Coordinate annotation records
┄┄┄┄┄┄┄┄┄┄┄┄┄┄┄┄┄┄┄┄

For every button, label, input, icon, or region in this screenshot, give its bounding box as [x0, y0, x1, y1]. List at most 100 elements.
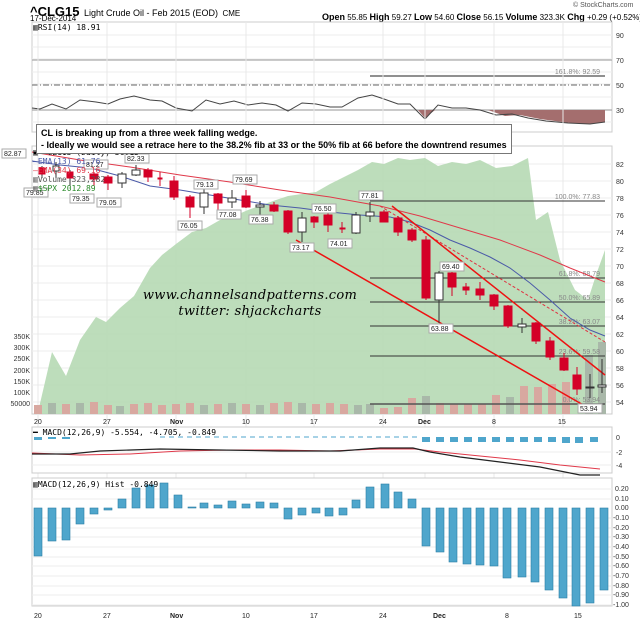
svg-text:200K: 200K: [14, 368, 31, 375]
svg-text:54: 54: [616, 400, 624, 407]
svg-text:72: 72: [616, 247, 624, 254]
svg-text:79.13: 79.13: [196, 182, 214, 189]
svg-text:69.40: 69.40: [442, 264, 460, 271]
svg-text:300K: 300K: [14, 345, 31, 352]
svg-text:73.17: 73.17: [292, 245, 310, 252]
svg-text:64: 64: [616, 315, 624, 322]
svg-text:76.50: 76.50: [314, 206, 332, 213]
svg-text:-0.60: -0.60: [613, 563, 629, 570]
svg-text:79.05: 79.05: [99, 200, 117, 207]
bars-icon: ▥: [33, 480, 38, 489]
volume-legend: ▥Volume 323,282: [33, 175, 106, 184]
svg-text:150K: 150K: [14, 379, 31, 386]
svg-text:70: 70: [616, 264, 624, 271]
svg-text:0.0%: 53.94: 0.0%: 53.94: [563, 397, 600, 404]
svg-text:90: 90: [616, 33, 624, 40]
svg-text:78: 78: [616, 196, 624, 203]
svg-text:-0.50: -0.50: [613, 554, 629, 561]
rsi-legend: ▥RSI(14) 18.91: [33, 23, 101, 32]
svg-text:82.33: 82.33: [127, 156, 145, 163]
svg-text:77.08: 77.08: [219, 212, 237, 219]
svg-text:0.10: 0.10: [615, 496, 629, 503]
spx-legend: ▥$SPX 2012.89: [33, 184, 96, 193]
svg-text:-0.20: -0.20: [613, 525, 629, 532]
ohlc-bar: Open 55.85 High 59.27 Low 54.60 Close 56…: [322, 12, 640, 22]
exchange: CME: [222, 9, 241, 18]
hist-legend: ▥MACD(12,26,9) Hist -0.849: [33, 480, 159, 489]
svg-text:56: 56: [616, 383, 624, 390]
price-panel: 100.0%: 77.83 61.8%: 68.79 50.0%: 65.89 …: [1, 22, 624, 600]
svg-text:10: 10: [242, 613, 250, 620]
svg-text:-0.10: -0.10: [613, 515, 629, 522]
svg-text:Dec: Dec: [418, 419, 431, 426]
svg-text:350K: 350K: [14, 334, 31, 341]
svg-text:79.85: 79.85: [26, 190, 44, 197]
svg-text:63.88: 63.88: [431, 326, 449, 333]
svg-text:Nov: Nov: [170, 419, 183, 426]
svg-text:66: 66: [616, 298, 624, 305]
svg-text:-0.90: -0.90: [613, 592, 629, 599]
svg-text:30: 30: [616, 108, 624, 115]
svg-text:80: 80: [616, 179, 624, 186]
svg-text:-1.00: -1.00: [613, 602, 629, 609]
svg-text:62: 62: [616, 332, 624, 339]
svg-text:24: 24: [379, 613, 387, 620]
chart-date: 17-Dec-2014: [30, 14, 77, 23]
macd-panel: 0 -2 -4: [31, 426, 622, 476]
svg-text:74: 74: [616, 230, 624, 237]
svg-text:8: 8: [505, 613, 509, 620]
svg-text:27: 27: [103, 613, 111, 620]
svg-text:60: 60: [616, 349, 624, 356]
svg-text:15: 15: [558, 419, 566, 426]
svg-text:24: 24: [379, 419, 387, 426]
svg-text:82.87: 82.87: [4, 151, 22, 158]
candles: [38, 162, 607, 398]
annotation-box: CL is breaking up from a three week fall…: [36, 124, 512, 154]
svg-text:-4: -4: [616, 463, 622, 470]
svg-text:17: 17: [310, 419, 318, 426]
svg-text:76: 76: [616, 213, 624, 220]
histogram-bars: [33, 482, 609, 607]
svg-text:27: 27: [103, 419, 111, 426]
svg-text:250K: 250K: [14, 356, 31, 363]
svg-text:15: 15: [574, 613, 582, 620]
svg-text:10: 10: [242, 419, 250, 426]
svg-text:38.2%: 63.07: 38.2%: 63.07: [559, 319, 600, 326]
copyright: © StockCharts.com: [573, 2, 634, 9]
svg-text:8: 8: [492, 419, 496, 426]
svg-text:161.8%: 92.59: 161.8%: 92.59: [555, 69, 600, 76]
rsi-panel: 161.8%: 92.59 90 70 50 30: [31, 21, 624, 133]
watermark: www.channelsandpatterns.com twitter: shj…: [142, 288, 358, 319]
chart-icon: ▥: [33, 23, 38, 32]
x-axis-bottom: 20 27 Nov 10 17 24 Dec 8 15: [34, 613, 582, 620]
bars-icon: ▥: [33, 184, 38, 193]
svg-text:61.8%: 68.79: 61.8%: 68.79: [559, 271, 600, 278]
svg-text:50: 50: [616, 83, 624, 90]
svg-text:0.00: 0.00: [615, 505, 629, 512]
svg-text:79.35: 79.35: [72, 196, 90, 203]
svg-text:Dec: Dec: [433, 613, 446, 620]
svg-text:23.6%: 59.58: 23.6%: 59.58: [559, 349, 600, 356]
chart-header: ^CLG15 Light Crude Oil - Feb 2015 (EOD) …: [30, 3, 240, 21]
svg-text:-0.70: -0.70: [613, 573, 629, 580]
svg-text:82: 82: [616, 162, 624, 169]
svg-text:53.94: 53.94: [580, 406, 598, 413]
svg-text:77.81: 77.81: [361, 193, 379, 200]
candle-icon: ▣: [33, 148, 38, 157]
symbol: ^CLG15: [30, 4, 80, 19]
ema13-legend: —EMA(13) 61.76: [33, 157, 101, 166]
svg-text:50000: 50000: [11, 401, 31, 408]
svg-text:Nov: Nov: [170, 613, 183, 620]
x-axis-top: 20 27 Nov 10 17 24 Dec 8 15: [34, 419, 566, 426]
svg-text:20: 20: [34, 613, 42, 620]
svg-text:76.38: 76.38: [251, 217, 269, 224]
svg-text:0.20: 0.20: [615, 486, 629, 493]
svg-text:-2: -2: [616, 450, 622, 457]
ema34-legend: —EMA(34) 69.16: [33, 166, 101, 175]
svg-text:0: 0: [616, 435, 620, 442]
svg-text:58: 58: [616, 366, 624, 373]
svg-text:70: 70: [616, 58, 624, 65]
svg-text:20: 20: [34, 419, 42, 426]
svg-text:79.69: 79.69: [235, 177, 253, 184]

┄┄┄┄┄┄┄┄┄┄┄┄┄┄┄┄┄┄┄┄

* What the task requires *
Can you reproduce every one of the records above word for word, leaving out the pictures?

* Completed exercise *
For every button, label, input, icon, or region in this screenshot, give its bounding box as [x0, y0, x1, y1]. List at most 100 elements.
svg-text:200K: 200K: [14, 368, 31, 375]
svg-text:54: 54: [616, 400, 624, 407]
svg-text:72: 72: [616, 247, 624, 254]
svg-text:79.13: 79.13: [196, 182, 214, 189]
svg-text:69.40: 69.40: [442, 264, 460, 271]
svg-text:300K: 300K: [14, 345, 31, 352]
svg-text:73.17: 73.17: [292, 245, 310, 252]
svg-text:64: 64: [616, 315, 624, 322]
svg-text:76.50: 76.50: [314, 206, 332, 213]
svg-text:-0.60: -0.60: [613, 563, 629, 570]
svg-text:79.05: 79.05: [99, 200, 117, 207]
bars-icon: ▥: [33, 480, 38, 489]
volume-legend: ▥Volume 323,282: [33, 175, 106, 184]
svg-text:150K: 150K: [14, 379, 31, 386]
svg-text:70: 70: [616, 264, 624, 271]
svg-text:0.0%: 53.94: 0.0%: 53.94: [563, 397, 600, 404]
svg-text:90: 90: [616, 33, 624, 40]
svg-text:78: 78: [616, 196, 624, 203]
svg-text:-0.50: -0.50: [613, 554, 629, 561]
rsi-legend: ▥RSI(14) 18.91: [33, 23, 101, 32]
svg-text:82.33: 82.33: [127, 156, 145, 163]
svg-text:77.08: 77.08: [219, 212, 237, 219]
svg-text:0.10: 0.10: [615, 496, 629, 503]
spx-legend: ▥$SPX 2012.89: [33, 184, 96, 193]
svg-text:-0.20: -0.20: [613, 525, 629, 532]
ohlc-bar: Open 55.85 High 59.27 Low 54.60 Close 56…: [322, 12, 640, 22]
exchange: CME: [222, 9, 241, 18]
hist-legend: ▥MACD(12,26,9) Hist -0.849: [33, 480, 159, 489]
svg-text:56: 56: [616, 383, 624, 390]
price-panel: 100.0%: 77.83 61.8%: 68.79 50.0%: 65.89 …: [1, 22, 624, 600]
svg-text:10: 10: [242, 613, 250, 620]
svg-text:-0.10: -0.10: [613, 515, 629, 522]
svg-text:Dec: Dec: [418, 419, 431, 426]
svg-text:350K: 350K: [14, 334, 31, 341]
svg-text:79.85: 79.85: [26, 190, 44, 197]
svg-text:63.88: 63.88: [431, 326, 449, 333]
svg-text:Nov: Nov: [170, 419, 183, 426]
svg-text:66: 66: [616, 298, 624, 305]
svg-text:-0.90: -0.90: [613, 592, 629, 599]
svg-text:30: 30: [616, 108, 624, 115]
svg-text:80: 80: [616, 179, 624, 186]
svg-text:-1.00: -1.00: [613, 602, 629, 609]
svg-text:62: 62: [616, 332, 624, 339]
svg-text:24: 24: [379, 613, 387, 620]
chart-date: 17-Dec-2014: [30, 14, 77, 23]
macd-panel: 0 -2 -4: [31, 426, 622, 476]
svg-text:74: 74: [616, 230, 624, 237]
svg-text:8: 8: [505, 613, 509, 620]
svg-text:27: 27: [103, 613, 111, 620]
svg-text:60: 60: [616, 349, 624, 356]
svg-text:15: 15: [558, 419, 566, 426]
svg-text:24: 24: [379, 419, 387, 426]
svg-text:82.87: 82.87: [4, 151, 22, 158]
candles: [38, 162, 607, 398]
annotation-box: CL is breaking up from a three week fall…: [36, 124, 512, 154]
svg-text:-4: -4: [616, 463, 622, 470]
svg-text:17: 17: [310, 419, 318, 426]
svg-text:76: 76: [616, 213, 624, 220]
histogram-bars: [33, 482, 609, 607]
svg-text:27: 27: [103, 419, 111, 426]
svg-text:250K: 250K: [14, 356, 31, 363]
svg-text:15: 15: [574, 613, 582, 620]
svg-text:10: 10: [242, 419, 250, 426]
svg-text:38.2%: 63.07: 38.2%: 63.07: [559, 319, 600, 326]
copyright: © StockCharts.com: [573, 2, 634, 9]
svg-text:8: 8: [492, 419, 496, 426]
svg-text:161.8%: 92.59: 161.8%: 92.59: [555, 69, 600, 76]
rsi-panel: 161.8%: 92.59 90 70 50 30: [31, 21, 624, 133]
watermark: www.channelsandpatterns.com twitter: shj…: [142, 288, 358, 319]
chart-icon: ▥: [33, 23, 38, 32]
x-axis-bottom: 20 27 Nov 10 17 24 Dec 8 15: [34, 613, 582, 620]
bars-icon: ▥: [33, 184, 38, 193]
svg-text:61.8%: 68.79: 61.8%: 68.79: [559, 271, 600, 278]
svg-text:50: 50: [616, 83, 624, 90]
svg-text:0.00: 0.00: [615, 505, 629, 512]
svg-text:79.35: 79.35: [72, 196, 90, 203]
svg-text:Dec: Dec: [433, 613, 446, 620]
svg-text:23.6%: 59.58: 23.6%: 59.58: [559, 349, 600, 356]
chart-header: ^CLG15 Light Crude Oil - Feb 2015 (EOD) …: [30, 3, 240, 21]
svg-text:-0.70: -0.70: [613, 573, 629, 580]
svg-text:82: 82: [616, 162, 624, 169]
svg-text:53.94: 53.94: [580, 406, 598, 413]
svg-text:77.81: 77.81: [361, 193, 379, 200]
candle-icon: ▣: [33, 148, 38, 157]
symbol: ^CLG15: [30, 4, 80, 19]
ema13-legend: —EMA(13) 61.76: [33, 157, 101, 166]
svg-text:50000: 50000: [11, 401, 31, 408]
svg-text:Nov: Nov: [170, 613, 183, 620]
x-axis-top: 20 27 Nov 10 17 24 Dec 8 15: [34, 419, 566, 426]
svg-text:20: 20: [34, 613, 42, 620]
svg-text:76.38: 76.38: [251, 217, 269, 224]
svg-text:0.20: 0.20: [615, 486, 629, 493]
svg-text:-2: -2: [616, 450, 622, 457]
ema34-legend: —EMA(34) 69.16: [33, 166, 101, 175]
svg-text:0: 0: [616, 435, 620, 442]
svg-text:58: 58: [616, 366, 624, 373]
svg-text:70: 70: [616, 58, 624, 65]
svg-text:20: 20: [34, 419, 42, 426]
svg-text:79.69: 79.69: [235, 177, 253, 184]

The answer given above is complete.